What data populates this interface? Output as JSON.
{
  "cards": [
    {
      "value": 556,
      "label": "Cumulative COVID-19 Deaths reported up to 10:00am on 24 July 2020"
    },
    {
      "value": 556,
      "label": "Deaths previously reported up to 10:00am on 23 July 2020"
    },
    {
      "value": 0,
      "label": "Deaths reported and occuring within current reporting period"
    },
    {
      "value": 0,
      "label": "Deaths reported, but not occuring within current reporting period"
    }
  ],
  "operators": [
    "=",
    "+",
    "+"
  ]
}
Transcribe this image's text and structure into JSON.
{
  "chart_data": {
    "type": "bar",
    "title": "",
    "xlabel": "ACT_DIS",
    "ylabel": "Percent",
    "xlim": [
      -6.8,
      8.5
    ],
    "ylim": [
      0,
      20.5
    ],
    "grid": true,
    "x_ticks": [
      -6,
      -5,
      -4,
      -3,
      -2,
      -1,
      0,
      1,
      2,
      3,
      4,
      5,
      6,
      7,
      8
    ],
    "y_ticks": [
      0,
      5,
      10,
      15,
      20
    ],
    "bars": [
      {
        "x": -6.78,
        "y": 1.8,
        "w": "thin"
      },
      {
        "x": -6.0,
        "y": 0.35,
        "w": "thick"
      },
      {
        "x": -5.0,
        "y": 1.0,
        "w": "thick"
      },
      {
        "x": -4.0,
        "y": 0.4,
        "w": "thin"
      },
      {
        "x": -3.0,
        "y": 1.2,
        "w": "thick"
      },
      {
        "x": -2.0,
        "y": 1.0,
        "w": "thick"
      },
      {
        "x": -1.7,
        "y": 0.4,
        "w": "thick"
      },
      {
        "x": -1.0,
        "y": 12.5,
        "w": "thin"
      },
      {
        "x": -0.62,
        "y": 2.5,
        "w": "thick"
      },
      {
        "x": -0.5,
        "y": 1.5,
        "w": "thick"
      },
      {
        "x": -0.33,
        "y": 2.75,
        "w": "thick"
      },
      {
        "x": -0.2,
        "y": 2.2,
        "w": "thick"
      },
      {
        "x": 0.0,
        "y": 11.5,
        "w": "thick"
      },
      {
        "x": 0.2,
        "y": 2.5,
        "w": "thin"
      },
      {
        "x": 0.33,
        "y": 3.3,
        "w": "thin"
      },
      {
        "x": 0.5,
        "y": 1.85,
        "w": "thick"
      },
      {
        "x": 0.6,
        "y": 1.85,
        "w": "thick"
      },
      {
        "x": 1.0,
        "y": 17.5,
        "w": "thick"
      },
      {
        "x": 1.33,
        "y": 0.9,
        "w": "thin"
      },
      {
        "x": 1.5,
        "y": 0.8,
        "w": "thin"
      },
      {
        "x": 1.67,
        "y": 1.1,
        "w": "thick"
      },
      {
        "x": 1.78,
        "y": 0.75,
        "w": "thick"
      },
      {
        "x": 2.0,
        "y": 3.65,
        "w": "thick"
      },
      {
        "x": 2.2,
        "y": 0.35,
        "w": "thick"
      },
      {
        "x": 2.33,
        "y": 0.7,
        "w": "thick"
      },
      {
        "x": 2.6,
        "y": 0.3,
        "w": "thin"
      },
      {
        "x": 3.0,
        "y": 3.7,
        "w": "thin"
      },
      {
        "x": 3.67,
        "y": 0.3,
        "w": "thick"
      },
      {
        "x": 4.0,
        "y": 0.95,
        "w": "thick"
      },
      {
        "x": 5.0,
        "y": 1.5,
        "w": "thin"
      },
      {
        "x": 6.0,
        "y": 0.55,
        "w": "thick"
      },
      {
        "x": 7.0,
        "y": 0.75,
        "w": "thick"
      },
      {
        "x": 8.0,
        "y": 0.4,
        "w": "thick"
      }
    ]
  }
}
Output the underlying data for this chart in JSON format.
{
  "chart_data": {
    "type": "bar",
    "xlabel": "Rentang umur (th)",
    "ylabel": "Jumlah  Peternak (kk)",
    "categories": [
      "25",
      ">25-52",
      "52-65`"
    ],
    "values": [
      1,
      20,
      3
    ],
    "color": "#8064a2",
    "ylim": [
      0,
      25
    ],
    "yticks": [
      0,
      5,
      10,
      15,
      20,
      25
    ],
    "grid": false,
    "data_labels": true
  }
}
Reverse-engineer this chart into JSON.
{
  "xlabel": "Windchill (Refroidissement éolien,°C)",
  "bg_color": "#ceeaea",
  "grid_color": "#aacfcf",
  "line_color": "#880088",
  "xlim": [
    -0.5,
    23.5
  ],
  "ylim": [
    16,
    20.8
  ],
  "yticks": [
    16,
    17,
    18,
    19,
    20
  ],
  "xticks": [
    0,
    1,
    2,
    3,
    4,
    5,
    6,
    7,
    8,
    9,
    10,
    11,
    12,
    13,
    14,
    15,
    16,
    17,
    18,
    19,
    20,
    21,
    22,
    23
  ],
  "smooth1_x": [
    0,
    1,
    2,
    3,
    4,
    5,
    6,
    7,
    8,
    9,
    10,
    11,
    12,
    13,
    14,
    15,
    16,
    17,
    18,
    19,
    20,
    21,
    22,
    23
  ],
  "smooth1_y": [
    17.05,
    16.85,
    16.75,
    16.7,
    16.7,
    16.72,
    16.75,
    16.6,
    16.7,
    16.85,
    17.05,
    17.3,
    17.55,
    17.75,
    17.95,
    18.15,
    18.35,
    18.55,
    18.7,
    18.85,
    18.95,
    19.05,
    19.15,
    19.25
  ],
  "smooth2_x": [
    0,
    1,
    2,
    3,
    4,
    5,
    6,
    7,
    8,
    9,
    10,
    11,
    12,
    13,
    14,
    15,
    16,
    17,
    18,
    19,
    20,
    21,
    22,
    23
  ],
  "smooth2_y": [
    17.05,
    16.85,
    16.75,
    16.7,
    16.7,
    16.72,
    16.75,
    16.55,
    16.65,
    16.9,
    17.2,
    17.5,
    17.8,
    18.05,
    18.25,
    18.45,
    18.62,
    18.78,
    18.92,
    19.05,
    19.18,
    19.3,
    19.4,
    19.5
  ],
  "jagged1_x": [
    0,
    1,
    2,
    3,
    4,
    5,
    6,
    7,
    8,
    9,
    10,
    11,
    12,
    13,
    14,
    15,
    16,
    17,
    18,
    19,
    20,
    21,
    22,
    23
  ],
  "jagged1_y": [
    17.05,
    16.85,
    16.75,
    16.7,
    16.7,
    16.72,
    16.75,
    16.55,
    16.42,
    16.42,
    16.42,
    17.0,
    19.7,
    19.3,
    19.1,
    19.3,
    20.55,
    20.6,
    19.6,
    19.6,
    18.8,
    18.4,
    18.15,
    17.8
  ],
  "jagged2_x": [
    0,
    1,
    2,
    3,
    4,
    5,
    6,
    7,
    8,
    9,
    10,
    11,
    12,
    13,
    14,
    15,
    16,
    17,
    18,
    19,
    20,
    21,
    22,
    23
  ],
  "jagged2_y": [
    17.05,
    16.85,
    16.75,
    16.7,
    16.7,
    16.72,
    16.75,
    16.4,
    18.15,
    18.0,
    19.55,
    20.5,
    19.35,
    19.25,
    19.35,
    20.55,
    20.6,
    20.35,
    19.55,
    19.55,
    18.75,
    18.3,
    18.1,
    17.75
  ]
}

* _WHAT IS ASKED_: Identify each line containing the string "period" and copy it out.

* _RESPONSE TO THE TASK_:
      "label": "Deaths reported and occuring within current reporting period"
      "label": "Deaths reported, but not occuring within current reporting period"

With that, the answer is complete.